Your task is to copy every record exactly.
* * * * * * *
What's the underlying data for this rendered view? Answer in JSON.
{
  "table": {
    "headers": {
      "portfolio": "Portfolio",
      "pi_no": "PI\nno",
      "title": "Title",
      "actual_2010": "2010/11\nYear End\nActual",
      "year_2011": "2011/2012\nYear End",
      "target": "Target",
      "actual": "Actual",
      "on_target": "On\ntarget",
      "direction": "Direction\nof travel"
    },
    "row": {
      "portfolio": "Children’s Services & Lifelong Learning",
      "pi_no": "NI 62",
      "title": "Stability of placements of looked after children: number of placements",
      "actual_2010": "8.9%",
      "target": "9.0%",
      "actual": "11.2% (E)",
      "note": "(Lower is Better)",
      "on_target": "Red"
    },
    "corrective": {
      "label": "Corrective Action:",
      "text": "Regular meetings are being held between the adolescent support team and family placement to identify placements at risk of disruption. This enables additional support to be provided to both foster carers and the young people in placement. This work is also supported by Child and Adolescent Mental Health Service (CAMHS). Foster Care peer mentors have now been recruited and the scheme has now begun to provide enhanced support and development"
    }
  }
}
* * * * * * *
● Task answer:
What's the underlying data for this rendered view? Answer in JSON.
{
  "table": {
    "headers": {
      "portfolio": "Portfolio",
      "pi_no": "PI\nno",
      "title": "Title",
      "actual_2010": "2010/11\nYear End\nActual",
      "year_2011": "2011/2012\nYear End",
      "target": "Target",
      "actual": "Actual",
      "on_target": "On\ntarget",
      "direction": "Direction\nof travel"
    },
    "row": {
      "portfolio": "Children’s Services & Lifelong Learning",
      "pi_no": "NI 62",
      "title": "Stability of placements of looked after children: number of placements",
      "actual_2010": "8.9%",
      "target": "9.0%",
      "actual": "11.2% (E)",
      "note": "(Lower is Better)",
      "on_target": "Red"
    },
    "corrective": {
      "label": "Corrective Action:",
      "text": "Regular meetings are being held between the adolescent support team and family placement to identify placements at risk of disruption. This enables additional support to be provided to both foster carers and the young people in placement. This work is also supported by Child and Adolescent Mental Health Service (CAMHS). Foster Care peer mentors have now been recruited and the scheme has now begun to provide enhanced support and development"
    }
  }
}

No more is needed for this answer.